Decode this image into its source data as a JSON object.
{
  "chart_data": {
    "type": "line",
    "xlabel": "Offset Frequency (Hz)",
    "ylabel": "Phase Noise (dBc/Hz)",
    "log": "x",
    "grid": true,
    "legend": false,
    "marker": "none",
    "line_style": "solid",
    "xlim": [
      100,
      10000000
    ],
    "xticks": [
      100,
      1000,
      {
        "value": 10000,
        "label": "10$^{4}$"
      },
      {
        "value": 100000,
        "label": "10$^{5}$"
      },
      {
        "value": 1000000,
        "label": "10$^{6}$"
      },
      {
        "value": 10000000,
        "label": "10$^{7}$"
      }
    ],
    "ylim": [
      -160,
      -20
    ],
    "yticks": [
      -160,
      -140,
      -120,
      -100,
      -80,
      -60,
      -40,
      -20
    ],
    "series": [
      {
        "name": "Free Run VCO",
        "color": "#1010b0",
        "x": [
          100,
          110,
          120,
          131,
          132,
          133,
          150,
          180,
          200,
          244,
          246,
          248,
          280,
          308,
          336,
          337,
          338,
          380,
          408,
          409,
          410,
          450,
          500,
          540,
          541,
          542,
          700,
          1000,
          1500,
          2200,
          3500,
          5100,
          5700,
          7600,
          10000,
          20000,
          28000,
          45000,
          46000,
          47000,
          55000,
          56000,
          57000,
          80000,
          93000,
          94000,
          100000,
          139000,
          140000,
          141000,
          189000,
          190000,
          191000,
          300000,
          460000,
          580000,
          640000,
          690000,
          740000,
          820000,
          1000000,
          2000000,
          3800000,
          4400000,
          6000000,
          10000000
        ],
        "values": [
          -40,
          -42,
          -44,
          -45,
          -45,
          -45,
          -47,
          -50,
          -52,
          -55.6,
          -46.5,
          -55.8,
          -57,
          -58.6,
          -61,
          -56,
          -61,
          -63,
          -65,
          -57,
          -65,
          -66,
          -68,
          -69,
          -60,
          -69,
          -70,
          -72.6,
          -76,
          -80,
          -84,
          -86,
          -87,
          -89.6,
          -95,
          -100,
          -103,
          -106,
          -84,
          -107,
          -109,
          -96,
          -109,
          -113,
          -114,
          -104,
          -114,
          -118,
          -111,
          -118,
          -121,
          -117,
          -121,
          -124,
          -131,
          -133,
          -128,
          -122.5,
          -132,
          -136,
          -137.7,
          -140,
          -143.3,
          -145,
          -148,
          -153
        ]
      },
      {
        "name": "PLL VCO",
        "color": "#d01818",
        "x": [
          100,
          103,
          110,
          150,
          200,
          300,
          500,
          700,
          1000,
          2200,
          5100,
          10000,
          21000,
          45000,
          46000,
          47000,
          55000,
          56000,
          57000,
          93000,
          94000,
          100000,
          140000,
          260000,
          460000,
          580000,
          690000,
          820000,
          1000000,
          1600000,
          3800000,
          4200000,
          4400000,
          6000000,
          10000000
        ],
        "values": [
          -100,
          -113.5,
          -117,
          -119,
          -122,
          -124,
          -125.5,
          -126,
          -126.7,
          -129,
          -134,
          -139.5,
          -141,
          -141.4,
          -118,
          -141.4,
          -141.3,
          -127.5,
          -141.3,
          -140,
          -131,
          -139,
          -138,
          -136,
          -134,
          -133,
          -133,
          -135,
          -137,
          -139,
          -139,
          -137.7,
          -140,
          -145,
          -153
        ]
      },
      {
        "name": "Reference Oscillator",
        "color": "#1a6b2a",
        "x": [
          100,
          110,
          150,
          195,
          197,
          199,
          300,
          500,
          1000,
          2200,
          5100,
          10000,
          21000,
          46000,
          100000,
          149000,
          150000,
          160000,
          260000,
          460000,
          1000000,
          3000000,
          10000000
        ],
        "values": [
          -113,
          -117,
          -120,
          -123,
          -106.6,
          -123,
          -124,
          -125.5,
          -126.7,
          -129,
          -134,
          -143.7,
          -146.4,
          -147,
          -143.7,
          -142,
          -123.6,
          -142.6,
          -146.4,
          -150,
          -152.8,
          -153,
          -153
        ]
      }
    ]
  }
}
::::
> [DO THIS] Count the lines in which the string "name" appears, then report only that figure.

> [EXERCISE ANSWER] 3